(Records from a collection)

>>>>>

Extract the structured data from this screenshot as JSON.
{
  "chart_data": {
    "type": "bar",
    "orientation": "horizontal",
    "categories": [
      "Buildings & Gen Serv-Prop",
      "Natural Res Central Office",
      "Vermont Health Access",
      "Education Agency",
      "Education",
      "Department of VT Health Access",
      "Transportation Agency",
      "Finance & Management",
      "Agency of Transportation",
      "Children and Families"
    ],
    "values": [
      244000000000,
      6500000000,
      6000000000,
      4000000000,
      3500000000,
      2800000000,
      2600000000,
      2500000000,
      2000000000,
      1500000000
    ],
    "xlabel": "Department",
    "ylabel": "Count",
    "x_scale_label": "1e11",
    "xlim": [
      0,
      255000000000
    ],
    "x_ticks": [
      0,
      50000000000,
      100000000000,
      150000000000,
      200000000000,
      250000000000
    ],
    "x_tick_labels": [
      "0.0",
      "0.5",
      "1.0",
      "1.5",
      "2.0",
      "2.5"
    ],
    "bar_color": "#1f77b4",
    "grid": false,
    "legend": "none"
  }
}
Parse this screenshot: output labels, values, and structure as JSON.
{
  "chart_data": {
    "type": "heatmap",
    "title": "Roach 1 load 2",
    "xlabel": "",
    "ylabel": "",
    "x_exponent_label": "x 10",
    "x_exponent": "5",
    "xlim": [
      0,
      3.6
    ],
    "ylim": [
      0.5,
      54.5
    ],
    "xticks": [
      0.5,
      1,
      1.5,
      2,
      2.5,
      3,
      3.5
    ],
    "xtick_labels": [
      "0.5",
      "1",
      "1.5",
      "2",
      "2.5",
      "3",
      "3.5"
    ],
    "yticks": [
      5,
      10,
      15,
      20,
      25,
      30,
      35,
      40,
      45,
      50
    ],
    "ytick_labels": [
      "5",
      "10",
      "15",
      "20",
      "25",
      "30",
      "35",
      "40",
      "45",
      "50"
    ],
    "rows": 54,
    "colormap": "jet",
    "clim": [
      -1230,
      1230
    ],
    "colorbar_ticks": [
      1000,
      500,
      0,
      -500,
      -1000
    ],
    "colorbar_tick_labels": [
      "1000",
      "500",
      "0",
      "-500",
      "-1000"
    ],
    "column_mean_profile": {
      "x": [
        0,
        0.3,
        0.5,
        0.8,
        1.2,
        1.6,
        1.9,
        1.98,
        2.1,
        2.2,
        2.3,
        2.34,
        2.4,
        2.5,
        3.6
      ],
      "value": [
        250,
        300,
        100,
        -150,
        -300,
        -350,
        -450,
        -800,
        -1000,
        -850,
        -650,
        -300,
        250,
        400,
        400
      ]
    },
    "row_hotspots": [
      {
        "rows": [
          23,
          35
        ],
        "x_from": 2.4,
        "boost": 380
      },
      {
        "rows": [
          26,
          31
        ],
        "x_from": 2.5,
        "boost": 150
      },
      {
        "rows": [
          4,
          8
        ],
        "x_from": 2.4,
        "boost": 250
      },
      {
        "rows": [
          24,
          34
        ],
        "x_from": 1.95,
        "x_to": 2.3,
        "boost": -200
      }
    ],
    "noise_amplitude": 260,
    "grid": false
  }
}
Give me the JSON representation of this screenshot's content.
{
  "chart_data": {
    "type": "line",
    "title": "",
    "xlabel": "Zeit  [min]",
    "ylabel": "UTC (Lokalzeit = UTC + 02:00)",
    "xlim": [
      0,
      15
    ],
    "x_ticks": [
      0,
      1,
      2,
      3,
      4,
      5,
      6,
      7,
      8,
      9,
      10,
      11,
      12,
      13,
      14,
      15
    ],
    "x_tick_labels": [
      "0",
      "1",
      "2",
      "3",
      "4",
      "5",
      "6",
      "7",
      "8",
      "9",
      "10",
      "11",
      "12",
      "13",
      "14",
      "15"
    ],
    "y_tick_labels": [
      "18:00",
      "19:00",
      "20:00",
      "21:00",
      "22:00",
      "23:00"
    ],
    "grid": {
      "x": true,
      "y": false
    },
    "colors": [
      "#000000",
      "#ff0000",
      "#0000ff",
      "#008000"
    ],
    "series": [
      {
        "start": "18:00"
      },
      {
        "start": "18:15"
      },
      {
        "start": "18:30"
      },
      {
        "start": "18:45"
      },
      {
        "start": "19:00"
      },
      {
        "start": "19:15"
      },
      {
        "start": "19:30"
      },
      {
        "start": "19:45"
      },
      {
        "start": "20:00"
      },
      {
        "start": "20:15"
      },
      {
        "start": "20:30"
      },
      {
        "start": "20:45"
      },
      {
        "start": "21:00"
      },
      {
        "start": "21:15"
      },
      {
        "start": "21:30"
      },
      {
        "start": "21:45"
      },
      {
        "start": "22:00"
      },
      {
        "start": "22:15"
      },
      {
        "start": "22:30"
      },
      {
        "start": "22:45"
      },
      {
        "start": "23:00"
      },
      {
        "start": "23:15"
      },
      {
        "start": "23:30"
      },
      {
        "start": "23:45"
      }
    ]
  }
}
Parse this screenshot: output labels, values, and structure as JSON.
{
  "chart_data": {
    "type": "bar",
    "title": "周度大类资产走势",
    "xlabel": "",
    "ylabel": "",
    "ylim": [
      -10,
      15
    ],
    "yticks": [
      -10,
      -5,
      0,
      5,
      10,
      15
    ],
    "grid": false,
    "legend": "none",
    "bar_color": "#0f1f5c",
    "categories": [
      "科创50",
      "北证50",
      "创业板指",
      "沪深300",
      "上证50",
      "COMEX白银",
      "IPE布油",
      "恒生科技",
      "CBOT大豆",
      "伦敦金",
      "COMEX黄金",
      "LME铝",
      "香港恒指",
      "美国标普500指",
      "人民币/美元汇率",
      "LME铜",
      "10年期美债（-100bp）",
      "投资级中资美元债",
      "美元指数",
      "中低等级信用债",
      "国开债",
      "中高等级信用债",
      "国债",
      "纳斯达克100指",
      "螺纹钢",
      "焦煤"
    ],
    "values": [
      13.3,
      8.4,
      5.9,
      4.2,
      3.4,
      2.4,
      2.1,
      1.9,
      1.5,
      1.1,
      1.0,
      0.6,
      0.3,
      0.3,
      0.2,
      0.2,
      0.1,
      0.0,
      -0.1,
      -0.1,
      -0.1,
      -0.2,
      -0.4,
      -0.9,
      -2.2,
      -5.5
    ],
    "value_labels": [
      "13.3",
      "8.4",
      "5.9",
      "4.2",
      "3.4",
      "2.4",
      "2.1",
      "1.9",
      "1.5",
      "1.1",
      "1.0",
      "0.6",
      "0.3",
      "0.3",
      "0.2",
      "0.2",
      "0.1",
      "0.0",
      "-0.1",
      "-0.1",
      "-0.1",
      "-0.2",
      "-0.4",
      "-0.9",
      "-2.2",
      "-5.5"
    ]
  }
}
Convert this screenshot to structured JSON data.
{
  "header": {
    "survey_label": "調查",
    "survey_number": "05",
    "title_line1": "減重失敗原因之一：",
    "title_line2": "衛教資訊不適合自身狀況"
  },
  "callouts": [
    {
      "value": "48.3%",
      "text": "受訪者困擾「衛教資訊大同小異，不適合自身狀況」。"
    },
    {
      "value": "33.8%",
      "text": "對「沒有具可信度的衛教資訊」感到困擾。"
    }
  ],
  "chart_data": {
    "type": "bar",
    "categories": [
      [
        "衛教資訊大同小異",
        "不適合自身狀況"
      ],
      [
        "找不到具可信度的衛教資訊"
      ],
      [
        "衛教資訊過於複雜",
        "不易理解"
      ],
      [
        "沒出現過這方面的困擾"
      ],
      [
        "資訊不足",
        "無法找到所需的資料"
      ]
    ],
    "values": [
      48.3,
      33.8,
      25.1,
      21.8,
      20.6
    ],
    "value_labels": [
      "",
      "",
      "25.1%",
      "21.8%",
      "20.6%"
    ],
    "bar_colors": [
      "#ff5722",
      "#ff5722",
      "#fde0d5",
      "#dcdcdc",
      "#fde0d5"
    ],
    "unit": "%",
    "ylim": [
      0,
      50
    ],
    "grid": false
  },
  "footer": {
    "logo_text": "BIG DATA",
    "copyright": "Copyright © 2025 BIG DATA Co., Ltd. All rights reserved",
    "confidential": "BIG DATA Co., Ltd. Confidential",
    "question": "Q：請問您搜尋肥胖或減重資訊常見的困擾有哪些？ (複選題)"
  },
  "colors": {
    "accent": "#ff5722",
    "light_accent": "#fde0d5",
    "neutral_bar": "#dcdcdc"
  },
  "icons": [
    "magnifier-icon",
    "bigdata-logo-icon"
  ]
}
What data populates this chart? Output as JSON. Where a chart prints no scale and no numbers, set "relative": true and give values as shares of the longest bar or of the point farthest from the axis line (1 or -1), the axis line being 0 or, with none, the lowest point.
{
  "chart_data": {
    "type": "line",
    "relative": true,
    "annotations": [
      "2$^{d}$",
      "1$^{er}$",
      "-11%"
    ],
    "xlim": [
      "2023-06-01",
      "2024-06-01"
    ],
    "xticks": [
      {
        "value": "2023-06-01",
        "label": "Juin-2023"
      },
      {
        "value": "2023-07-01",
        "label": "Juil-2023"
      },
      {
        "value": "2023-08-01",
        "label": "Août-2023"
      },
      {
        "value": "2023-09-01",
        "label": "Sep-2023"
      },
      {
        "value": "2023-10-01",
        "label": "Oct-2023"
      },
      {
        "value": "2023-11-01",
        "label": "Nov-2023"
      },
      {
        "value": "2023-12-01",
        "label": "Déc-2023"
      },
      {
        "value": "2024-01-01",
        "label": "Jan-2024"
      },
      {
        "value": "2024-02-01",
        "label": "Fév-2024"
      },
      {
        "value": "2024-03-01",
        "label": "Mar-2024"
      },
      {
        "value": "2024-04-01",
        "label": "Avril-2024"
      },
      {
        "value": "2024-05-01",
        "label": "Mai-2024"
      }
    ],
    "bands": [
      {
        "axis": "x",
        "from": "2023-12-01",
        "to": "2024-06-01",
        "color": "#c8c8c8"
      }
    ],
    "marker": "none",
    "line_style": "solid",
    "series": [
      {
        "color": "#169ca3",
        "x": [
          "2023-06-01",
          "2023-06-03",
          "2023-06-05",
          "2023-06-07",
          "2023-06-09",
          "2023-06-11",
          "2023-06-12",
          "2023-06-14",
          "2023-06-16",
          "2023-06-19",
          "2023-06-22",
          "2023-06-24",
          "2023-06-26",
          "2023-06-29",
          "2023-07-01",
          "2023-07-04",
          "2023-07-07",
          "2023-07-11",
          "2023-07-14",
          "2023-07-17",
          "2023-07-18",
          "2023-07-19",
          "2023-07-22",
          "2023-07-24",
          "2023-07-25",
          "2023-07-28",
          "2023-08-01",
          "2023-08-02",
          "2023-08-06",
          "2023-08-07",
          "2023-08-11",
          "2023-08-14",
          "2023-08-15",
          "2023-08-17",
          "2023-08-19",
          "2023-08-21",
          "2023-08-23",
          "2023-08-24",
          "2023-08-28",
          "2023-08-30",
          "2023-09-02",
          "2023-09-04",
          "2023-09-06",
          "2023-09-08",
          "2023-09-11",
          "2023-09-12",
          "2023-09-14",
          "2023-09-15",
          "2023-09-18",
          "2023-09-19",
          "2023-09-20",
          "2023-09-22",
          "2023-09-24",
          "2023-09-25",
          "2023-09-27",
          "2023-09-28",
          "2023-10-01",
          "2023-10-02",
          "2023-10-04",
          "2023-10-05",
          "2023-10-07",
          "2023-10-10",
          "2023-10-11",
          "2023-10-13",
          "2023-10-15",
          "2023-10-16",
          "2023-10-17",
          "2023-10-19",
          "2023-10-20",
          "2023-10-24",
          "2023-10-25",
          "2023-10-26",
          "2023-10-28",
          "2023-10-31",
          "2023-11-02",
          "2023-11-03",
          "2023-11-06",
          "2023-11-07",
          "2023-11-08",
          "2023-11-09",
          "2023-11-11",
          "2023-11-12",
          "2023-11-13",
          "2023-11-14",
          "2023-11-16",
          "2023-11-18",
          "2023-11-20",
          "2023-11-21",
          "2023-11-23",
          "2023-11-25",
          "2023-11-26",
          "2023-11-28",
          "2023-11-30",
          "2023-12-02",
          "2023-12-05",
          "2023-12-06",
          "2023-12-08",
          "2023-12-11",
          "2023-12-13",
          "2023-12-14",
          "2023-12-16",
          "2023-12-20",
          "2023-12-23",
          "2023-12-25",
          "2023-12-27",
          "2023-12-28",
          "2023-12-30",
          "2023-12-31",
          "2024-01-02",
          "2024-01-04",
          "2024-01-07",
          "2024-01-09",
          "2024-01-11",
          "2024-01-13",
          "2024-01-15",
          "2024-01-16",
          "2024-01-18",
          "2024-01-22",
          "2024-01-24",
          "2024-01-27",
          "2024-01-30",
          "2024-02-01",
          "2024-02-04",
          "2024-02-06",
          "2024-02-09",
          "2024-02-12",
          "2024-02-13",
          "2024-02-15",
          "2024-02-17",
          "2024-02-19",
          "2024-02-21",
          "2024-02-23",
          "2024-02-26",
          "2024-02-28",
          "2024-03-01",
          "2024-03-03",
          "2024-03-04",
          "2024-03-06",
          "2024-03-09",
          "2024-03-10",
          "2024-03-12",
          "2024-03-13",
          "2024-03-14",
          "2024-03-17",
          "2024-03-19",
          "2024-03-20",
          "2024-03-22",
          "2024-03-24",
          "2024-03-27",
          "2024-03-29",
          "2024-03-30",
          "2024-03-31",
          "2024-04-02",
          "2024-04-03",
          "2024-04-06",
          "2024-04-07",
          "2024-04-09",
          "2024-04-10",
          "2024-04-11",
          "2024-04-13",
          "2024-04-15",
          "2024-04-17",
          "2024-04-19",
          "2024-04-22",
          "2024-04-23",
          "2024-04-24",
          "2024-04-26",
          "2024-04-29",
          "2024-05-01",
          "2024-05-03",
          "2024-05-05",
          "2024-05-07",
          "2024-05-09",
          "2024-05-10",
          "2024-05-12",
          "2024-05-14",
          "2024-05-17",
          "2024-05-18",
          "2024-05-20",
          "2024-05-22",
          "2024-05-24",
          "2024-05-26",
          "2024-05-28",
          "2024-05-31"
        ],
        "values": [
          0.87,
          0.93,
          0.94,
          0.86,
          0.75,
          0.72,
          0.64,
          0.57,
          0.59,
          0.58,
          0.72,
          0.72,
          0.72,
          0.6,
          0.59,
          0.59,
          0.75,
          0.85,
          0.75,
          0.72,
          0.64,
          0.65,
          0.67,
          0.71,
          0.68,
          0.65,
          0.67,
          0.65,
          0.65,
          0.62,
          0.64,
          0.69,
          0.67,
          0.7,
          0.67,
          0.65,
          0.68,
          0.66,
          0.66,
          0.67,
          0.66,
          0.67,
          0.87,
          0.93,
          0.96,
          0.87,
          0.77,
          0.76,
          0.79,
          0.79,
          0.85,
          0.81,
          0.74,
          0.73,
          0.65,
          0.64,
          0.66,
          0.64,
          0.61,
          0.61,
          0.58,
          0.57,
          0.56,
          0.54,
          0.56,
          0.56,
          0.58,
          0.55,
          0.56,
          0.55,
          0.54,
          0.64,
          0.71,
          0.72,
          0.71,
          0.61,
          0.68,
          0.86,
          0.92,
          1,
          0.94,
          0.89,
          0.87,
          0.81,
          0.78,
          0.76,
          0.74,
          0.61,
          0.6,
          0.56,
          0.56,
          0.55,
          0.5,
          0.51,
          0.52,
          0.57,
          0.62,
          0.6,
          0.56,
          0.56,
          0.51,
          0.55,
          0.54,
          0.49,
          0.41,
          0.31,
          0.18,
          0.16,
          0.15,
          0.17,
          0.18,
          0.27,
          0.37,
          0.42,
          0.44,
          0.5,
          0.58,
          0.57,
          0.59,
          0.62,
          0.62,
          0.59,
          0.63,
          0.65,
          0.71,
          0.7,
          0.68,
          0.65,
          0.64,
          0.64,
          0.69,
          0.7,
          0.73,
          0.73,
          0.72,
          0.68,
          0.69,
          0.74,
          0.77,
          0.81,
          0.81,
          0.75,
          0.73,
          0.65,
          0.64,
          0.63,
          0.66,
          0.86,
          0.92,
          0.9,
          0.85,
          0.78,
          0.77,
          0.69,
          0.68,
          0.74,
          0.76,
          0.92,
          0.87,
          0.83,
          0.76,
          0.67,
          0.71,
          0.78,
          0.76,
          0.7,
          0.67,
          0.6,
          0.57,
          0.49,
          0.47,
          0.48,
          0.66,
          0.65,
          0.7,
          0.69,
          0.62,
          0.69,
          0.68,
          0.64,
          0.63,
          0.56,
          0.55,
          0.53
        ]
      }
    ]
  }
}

<<<<<

● **THE PROBLEM**: Copy out all lines where the word "relative" appears.

● **FINISHED ANSWER**:
What data populates this chart? Output as JSON. Where a chart prints no scale and no numbers, set "relative": true and give values as shares of the longest bar or of the point farthest from the axis line (1 or -1), the axis line being 0 or, with none, the lowest point.
    "relative": true,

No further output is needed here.